* BEGIN *
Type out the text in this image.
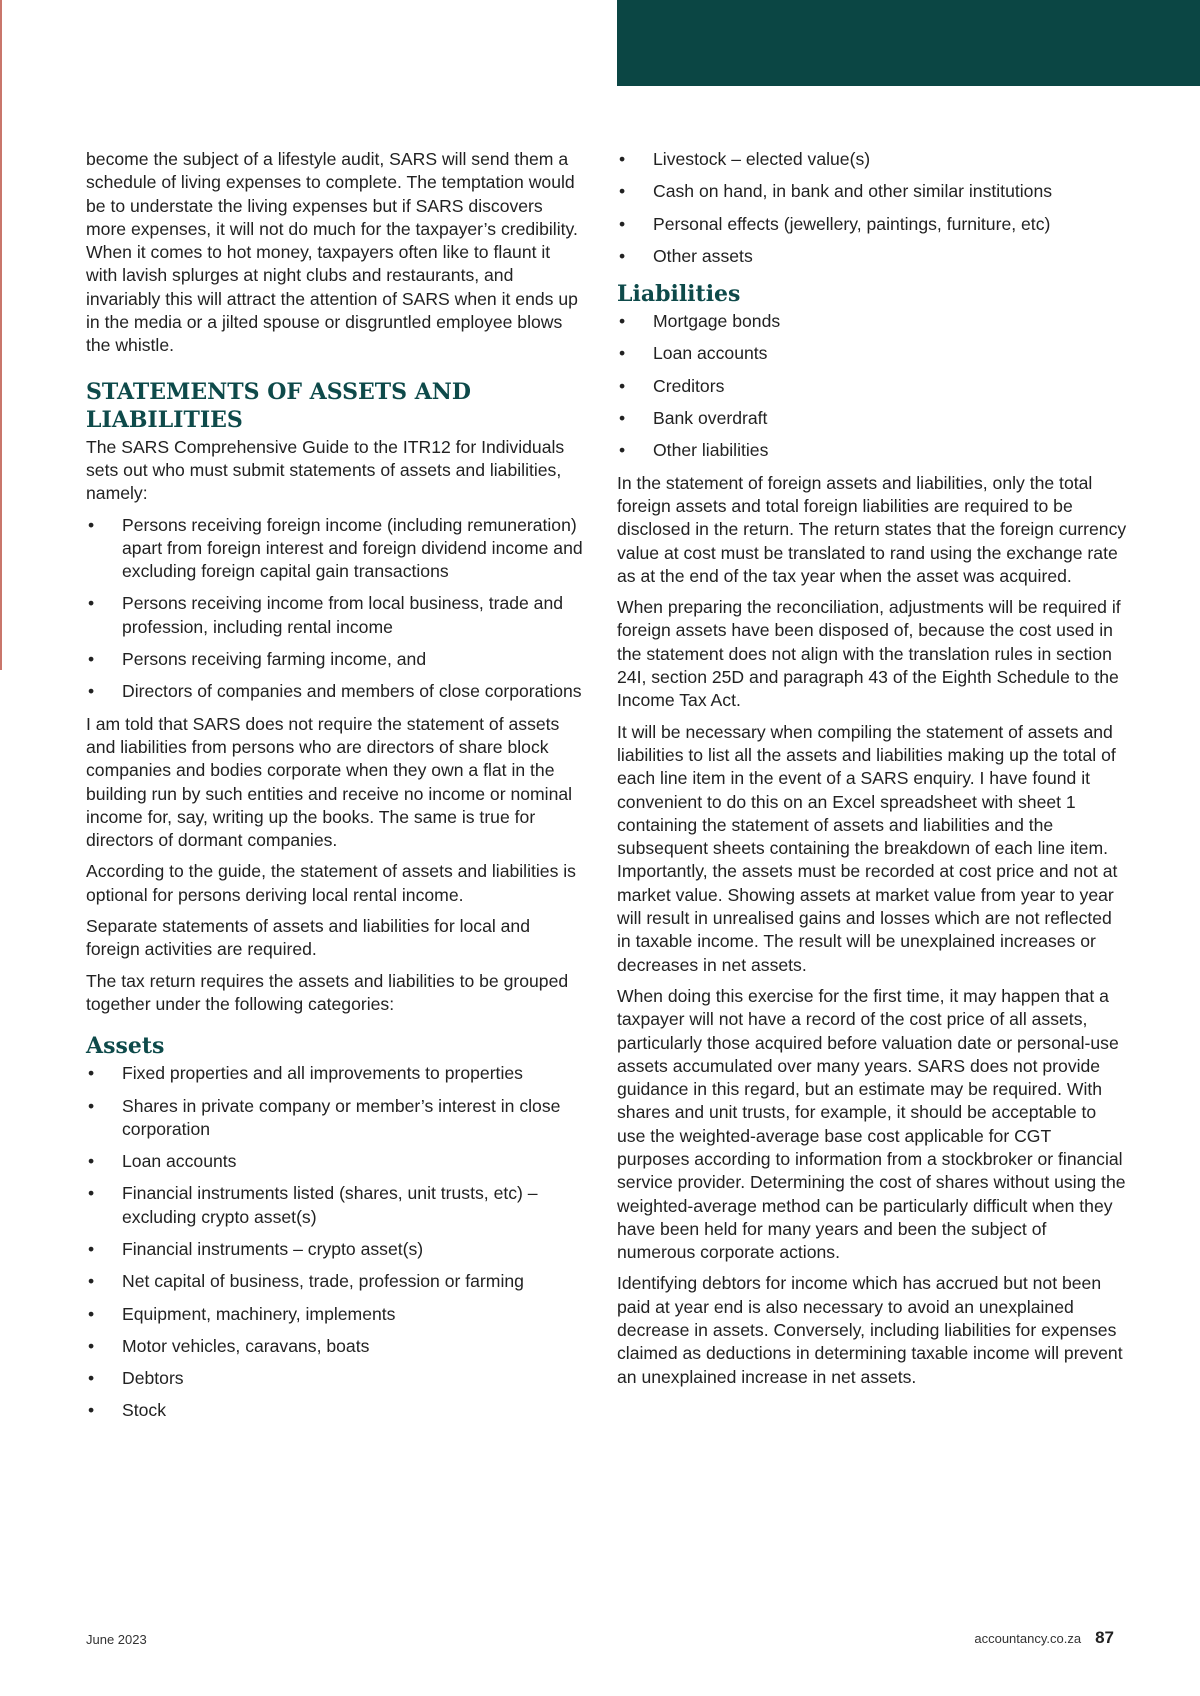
become the subject of a lifestyle audit, SARS will send them a schedule of living expenses to complete. The temptation would be to understate the living expenses but if SARS discovers more expenses, it will not do much for the taxpayer’s credibility. When it comes to hot money, taxpayers often like to flaunt it with lavish splurges at night clubs and restaurants, and invariably this will attract the attention of SARS when it ends up in the media or a jilted spouse or disgruntled employee blows the whistle.

STATEMENTS OF ASSETS AND LIABILITIES

The SARS Comprehensive Guide to the ITR12 for Individuals sets out who must submit statements of assets and liabilities, namely:

• Persons receiving foreign income (including remuneration) apart from foreign interest and foreign dividend income and excluding foreign capital gain transactions
• Persons receiving income from local business, trade and profession, including rental income
• Persons receiving farming income, and
• Directors of companies and members of close corporations

I am told that SARS does not require the statement of assets and liabilities from persons who are directors of share block companies and bodies corporate when they own a flat in the building run by such entities and receive no income or nominal income for, say, writing up the books. The same is true for directors of dormant companies.

According to the guide, the statement of assets and liabilities is optional for persons deriving local rental income.

Separate statements of assets and liabilities for local and foreign activities are required.

The tax return requires the assets and liabilities to be grouped together under the following categories:

Assets
• Fixed properties and all improvements to properties
• Shares in private company or member’s interest in close corporation
• Loan accounts
• Financial instruments listed (shares, unit trusts, etc) – excluding crypto asset(s)
• Financial instruments – crypto asset(s)
• Net capital of business, trade, profession or farming
• Equipment, machinery, implements
• Motor vehicles, caravans, boats
• Debtors
• Stock
• Livestock – elected value(s)
• Cash on hand, in bank and other similar institutions
• Personal effects (jewellery, paintings, furniture, etc)
• Other assets
Liabilities
• Mortgage bonds
• Loan accounts
• Creditors
• Bank overdraft
• Other liabilities

In the statement of foreign assets and liabilities, only the total foreign assets and total foreign liabilities are required to be disclosed in the return. The return states that the foreign currency value at cost must be translated to rand using the exchange rate as at the end of the tax year when the asset was acquired.

When preparing the reconciliation, adjustments will be required if foreign assets have been disposed of, because the cost used in the statement does not align with the translation rules in section 24I, section 25D and paragraph 43 of the Eighth Schedule to the Income Tax Act.

It will be necessary when compiling the statement of assets and liabilities to list all the assets and liabilities making up the total of each line item in the event of a SARS enquiry. I have found it convenient to do this on an Excel spreadsheet with sheet 1 containing the statement of assets and liabilities and the subsequent sheets containing the breakdown of each line item. Importantly, the assets must be recorded at cost price and not at market value. Showing assets at market value from year to year will result in unrealised gains and losses which are not reflected in taxable income. The result will be unexplained increases or decreases in net assets.

When doing this exercise for the first time, it may happen that a taxpayer will not have a record of the cost price of all assets, particularly those acquired before valuation date or personal-use assets accumulated over many years. SARS does not provide guidance in this regard, but an estimate may be required. With shares and unit trusts, for example, it should be acceptable to use the weighted-average base cost applicable for CGT purposes according to information from a stockbroker or financial service provider. Determining the cost of shares without using the weighted-average method can be particularly difficult when they have been held for many years and been the subject of numerous corporate actions.

Identifying debtors for income which has accrued but not been paid at year end is also necessary to avoid an unexplained decrease in assets. Conversely, including liabilities for expenses claimed as deductions in determining taxable income will prevent an unexplained increase in net assets.

June 2023	accountancy.co.za 87
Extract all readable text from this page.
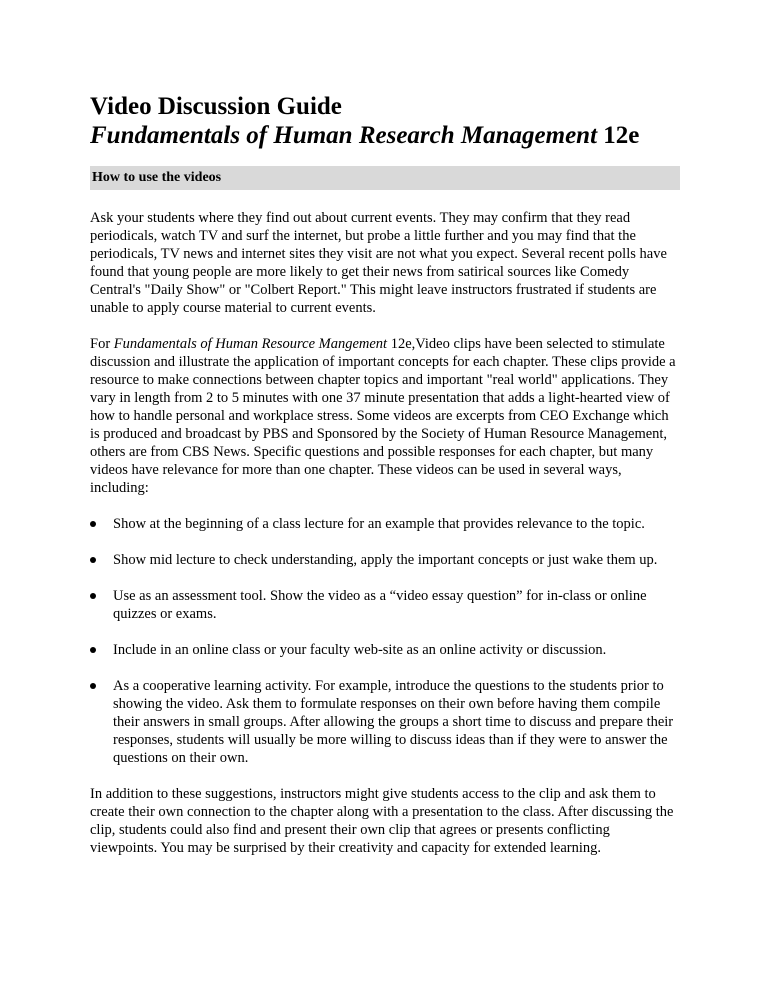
Video Discussion Guide
Fundamentals of Human Research Management 12e
How to use the videos

Ask your students where they find out about current events. They may confirm that they read periodicals, watch TV and surf the internet, but probe a little further and you may find that the periodicals, TV news and internet sites they visit are not what you expect. Several recent polls have found that young people are more likely to get their news from satirical sources like Comedy Central's "Daily Show" or "Colbert Report." This might leave instructors frustrated if students are unable to apply course material to current events.

For Fundamentals of Human Resource Mangement 12e,Video clips have been selected to stimulate discussion and illustrate the application of important concepts for each chapter. These clips provide a resource to make connections between chapter topics and important "real world" applications. They vary in length from 2 to 5 minutes with one 37 minute presentation that adds a light-hearted view of how to handle personal and workplace stress. Some videos are excerpts from CEO Exchange which is produced and broadcast by PBS and Sponsored by the Society of Human Resource Management, others are from CBS News. Specific questions and possible responses for each chapter, but many videos have relevance for more than one chapter. These videos can be used in several ways, including:

Show at the beginning of a class lecture for an example that provides relevance to the topic.
Show mid lecture to check understanding, apply the important concepts or just wake them up.
Use as an assessment tool. Show the video as a “video essay question” for in-class or online quizzes or exams.
Include in an online class or your faculty web-site as an online activity or discussion.
As a cooperative learning activity. For example, introduce the questions to the students prior to showing the video. Ask them to formulate responses on their own before having them compile their answers in small groups. After allowing the groups a short time to discuss and prepare their responses, students will usually be more willing to discuss ideas than if they were to answer the questions on their own.

In addition to these suggestions, instructors might give students access to the clip and ask them to create their own connection to the chapter along with a presentation to the class. After discussing the clip, students could also find and present their own clip that agrees or presents conflicting viewpoints. You may be surprised by their creativity and capacity for extended learning.
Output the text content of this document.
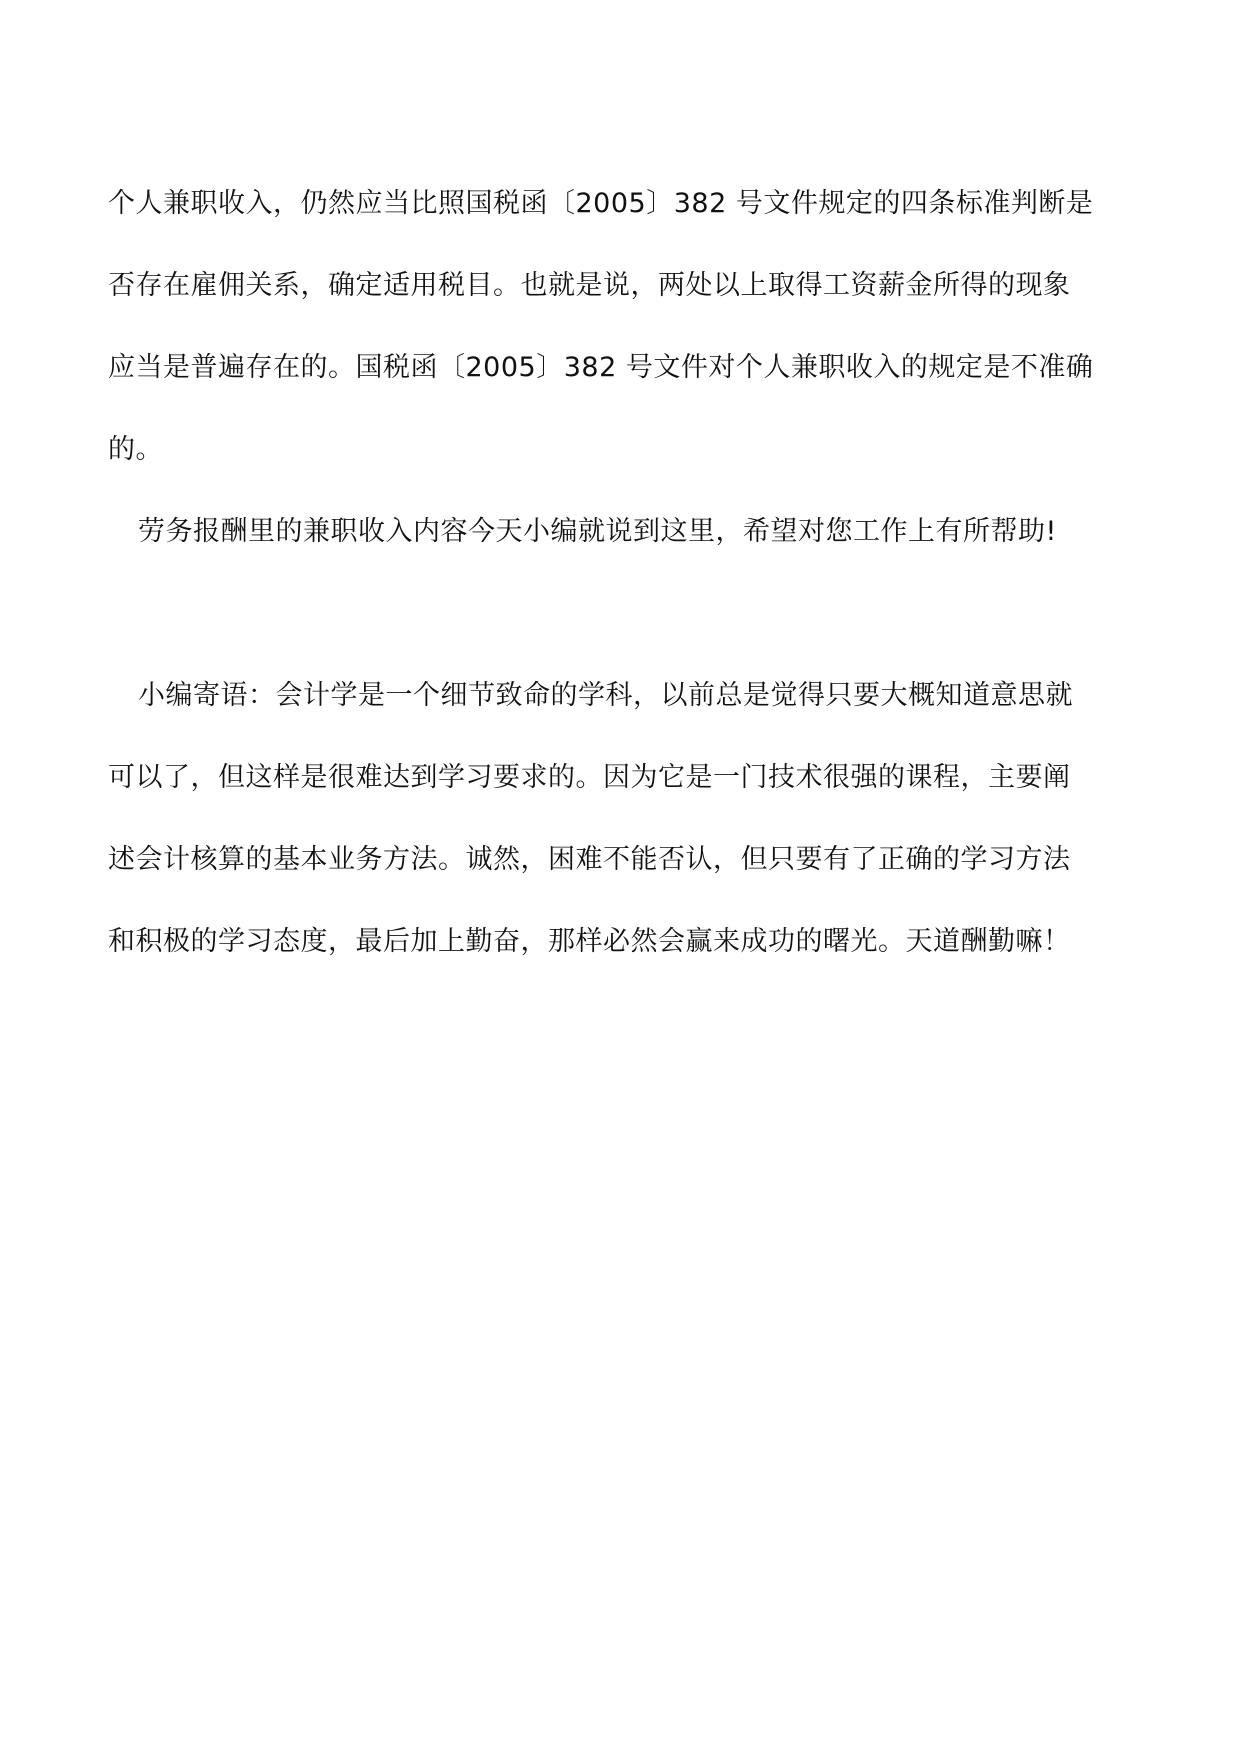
个人兼职收入，仍然应当比照国税函〔2005〕382 号文件规定的四条标准判断是
否存在雇佣关系，确定适用税目。也就是说，两处以上取得工资薪金所得的现象
应当是普遍存在的。国税函〔2005〕382 号文件对个人兼职收入的规定是不准确
的。
劳务报酬里的兼职收入内容今天小编就说到这里，希望对您工作上有所帮助!
小编寄语：会计学是一个细节致命的学科，以前总是觉得只要大概知道意思就
可以了，但这样是很难达到学习要求的。因为它是一门技术很强的课程，主要阐
述会计核算的基本业务方法。诚然，困难不能否认，但只要有了正确的学习方法
和积极的学习态度，最后加上勤奋，那样必然会赢来成功的曙光。天道酬勤嘛！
* END *
What is being asked: Reproduce, word for word, every line from the one that contains "Output the text content of this document." to the end of the data, including both ends; omit all pictures.

Task result:
Output the text content of this document.
个人兼职收入，仍然应当比照国税函〔2005〕382 号文件规定的四条标准判断是
否存在雇佣关系，确定适用税目。也就是说，两处以上取得工资薪金所得的现象
应当是普遍存在的。国税函〔2005〕382 号文件对个人兼职收入的规定是不准确
的。
劳务报酬里的兼职收入内容今天小编就说到这里，希望对您工作上有所帮助!
小编寄语：会计学是一个细节致命的学科，以前总是觉得只要大概知道意思就
可以了，但这样是很难达到学习要求的。因为它是一门技术很强的课程，主要阐
述会计核算的基本业务方法。诚然，困难不能否认，但只要有了正确的学习方法
和积极的学习态度，最后加上勤奋，那样必然会赢来成功的曙光。天道酬勤嘛！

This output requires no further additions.